Request A:
Answer these three questions from the John Joseph Brady biography, giving each answer on its own line:
(i) In which town does Brady live?
(ii) What subjects does he teach at the E.W. Scripps School of Journalism?
(iii) In what year was he Hearst Visiting professor at the Missouri School of Journalism?
Request B: List every magazine that the John Joseph Brady biography says Brady edited or founded.
Request C: Write the next part of the John Joseph Brady biography, picking up after its final sentence.

Source excerpt:

- Booknotes interview with Brady on Bad Boy, February 9, 1997, C-SPAN

= John Joseph Brady =

American writer and professor (born 1942)

John Joseph Brady (born 1942) lives in Newburyport, Massachusetts. He is a visiting professor who teaches news writing and editing, as well as graphics, at the E.W. Scripps School of Journalism at Ohio University in Athens, Ohio.

==Career==
Brady served as editor-in-chief of Writer's Digest and Boston magazine. He was founding editor of The Artist's Magazine and M:The Magazine for Montessori Families. He has been teaching at universities and in various fora since the early 1990s, including a stint in 1996 as Hearst Visiting professor at the Missouri School of Journalism.

Information supplied:

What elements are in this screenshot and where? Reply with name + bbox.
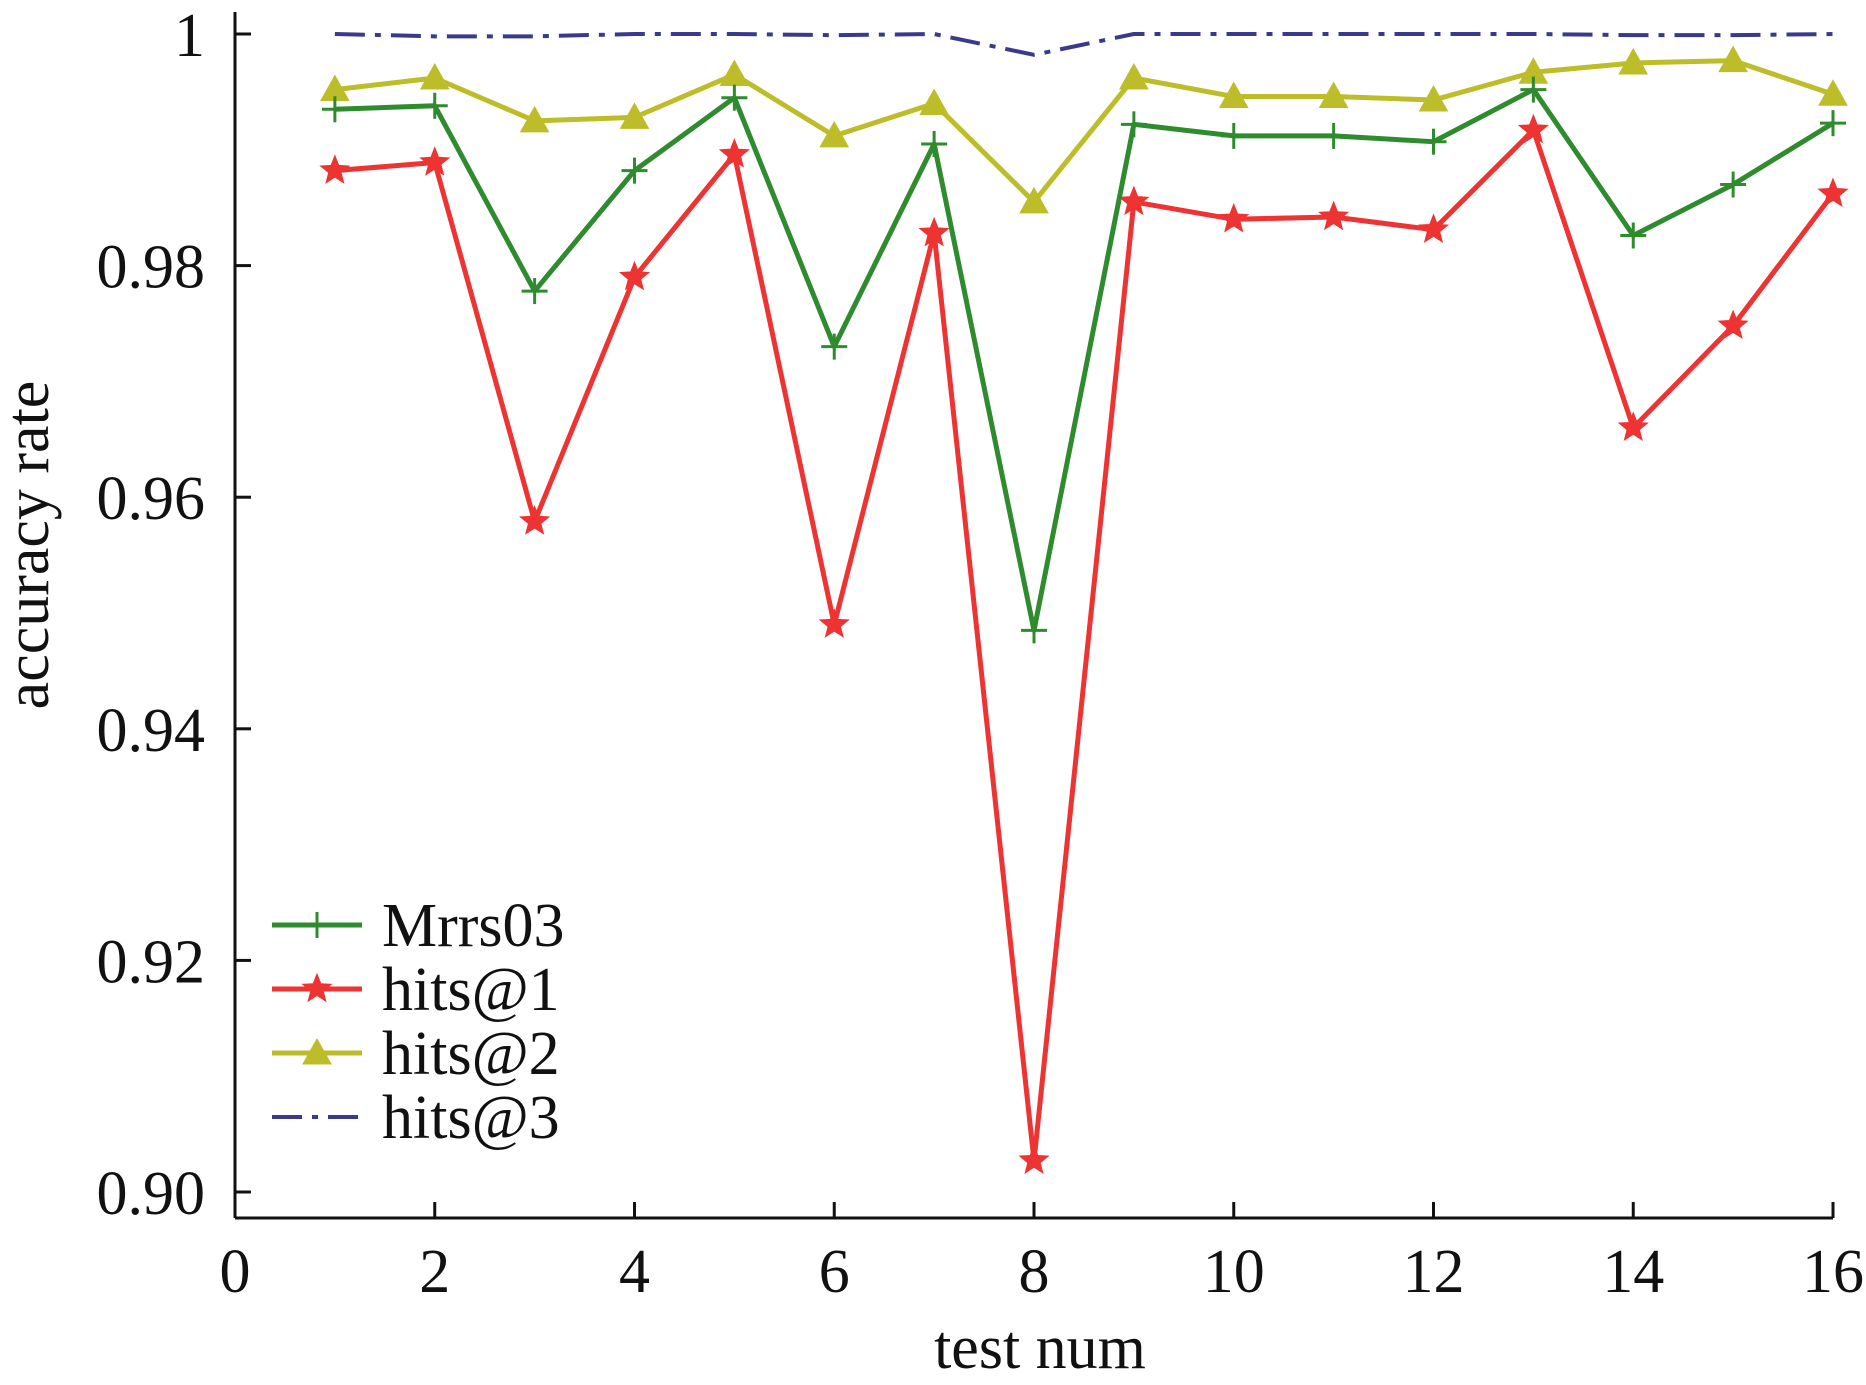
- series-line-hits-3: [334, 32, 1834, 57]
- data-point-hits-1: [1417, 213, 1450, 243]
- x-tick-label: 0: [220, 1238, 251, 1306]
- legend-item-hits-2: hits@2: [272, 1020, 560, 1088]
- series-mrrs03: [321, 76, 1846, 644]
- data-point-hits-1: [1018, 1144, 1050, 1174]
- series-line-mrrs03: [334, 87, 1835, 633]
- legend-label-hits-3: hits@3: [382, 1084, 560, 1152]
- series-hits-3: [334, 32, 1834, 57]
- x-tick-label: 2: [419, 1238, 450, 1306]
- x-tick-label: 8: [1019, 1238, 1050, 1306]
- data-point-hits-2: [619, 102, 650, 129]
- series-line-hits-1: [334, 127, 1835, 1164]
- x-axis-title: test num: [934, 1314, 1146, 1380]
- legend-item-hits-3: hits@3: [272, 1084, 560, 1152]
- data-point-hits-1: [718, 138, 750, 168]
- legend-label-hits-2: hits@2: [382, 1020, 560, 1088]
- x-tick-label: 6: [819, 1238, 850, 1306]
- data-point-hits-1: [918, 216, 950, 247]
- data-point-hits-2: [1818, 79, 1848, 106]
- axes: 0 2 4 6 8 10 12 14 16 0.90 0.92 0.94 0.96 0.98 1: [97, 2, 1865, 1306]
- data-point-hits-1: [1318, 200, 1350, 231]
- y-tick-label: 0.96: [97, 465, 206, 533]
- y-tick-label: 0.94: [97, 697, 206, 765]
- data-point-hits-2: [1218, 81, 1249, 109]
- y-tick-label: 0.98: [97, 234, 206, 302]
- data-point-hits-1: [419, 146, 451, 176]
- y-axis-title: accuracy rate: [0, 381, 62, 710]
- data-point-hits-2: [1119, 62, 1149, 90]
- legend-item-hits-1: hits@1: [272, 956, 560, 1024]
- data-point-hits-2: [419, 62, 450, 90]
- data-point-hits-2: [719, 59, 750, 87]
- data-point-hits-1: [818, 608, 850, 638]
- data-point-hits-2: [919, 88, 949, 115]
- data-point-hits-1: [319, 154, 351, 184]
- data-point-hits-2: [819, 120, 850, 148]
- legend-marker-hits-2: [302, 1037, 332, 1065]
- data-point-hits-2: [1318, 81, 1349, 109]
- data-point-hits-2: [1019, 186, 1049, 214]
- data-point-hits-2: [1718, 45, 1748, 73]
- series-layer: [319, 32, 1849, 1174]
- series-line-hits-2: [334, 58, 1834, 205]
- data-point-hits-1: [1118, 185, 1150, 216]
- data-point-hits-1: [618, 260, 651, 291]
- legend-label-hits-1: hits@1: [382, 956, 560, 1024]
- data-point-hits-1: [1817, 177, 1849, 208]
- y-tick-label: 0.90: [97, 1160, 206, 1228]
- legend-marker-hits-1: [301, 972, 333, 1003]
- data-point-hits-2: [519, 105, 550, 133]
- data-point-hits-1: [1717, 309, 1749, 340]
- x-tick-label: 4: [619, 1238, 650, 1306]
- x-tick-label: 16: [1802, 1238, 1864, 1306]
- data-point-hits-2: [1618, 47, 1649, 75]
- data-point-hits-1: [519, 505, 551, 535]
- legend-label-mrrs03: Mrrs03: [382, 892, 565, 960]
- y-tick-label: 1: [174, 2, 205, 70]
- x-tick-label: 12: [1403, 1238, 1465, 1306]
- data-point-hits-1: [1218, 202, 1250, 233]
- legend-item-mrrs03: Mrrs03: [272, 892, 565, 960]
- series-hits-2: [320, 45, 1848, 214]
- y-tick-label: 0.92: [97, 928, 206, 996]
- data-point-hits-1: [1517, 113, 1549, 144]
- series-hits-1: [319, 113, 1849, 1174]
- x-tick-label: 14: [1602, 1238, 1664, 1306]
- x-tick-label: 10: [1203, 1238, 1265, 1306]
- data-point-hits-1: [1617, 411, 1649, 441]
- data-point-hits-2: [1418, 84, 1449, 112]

Answer A:
(i) Newburyport, Massachusetts
(ii) News writing and editing, as well as graphics
(iii) 1996

Answer B:
- Writer's Digest
- Boston magazine
- The Artist's Magazine
- M:The Magazine for Montessori Families

Answer C:
==Publications==

Brady is the author of Bad Boy: The Life and Politics of Lee Atwater. He also wrote The Craft of the Screenwriter (Simon & Schuster, 1981), as well as two books for journalists – The Craft of Interviewing (Random House Vintage, 1976) and The Interviewer's Handbook (The Writer Books, 2004). He publishes a monthly column on magazine editing for Folio magazine. His book Frank & Ava: In Love and War (October, 2015) retells the story of the romance between Frank Sinatra and Ava Gardner.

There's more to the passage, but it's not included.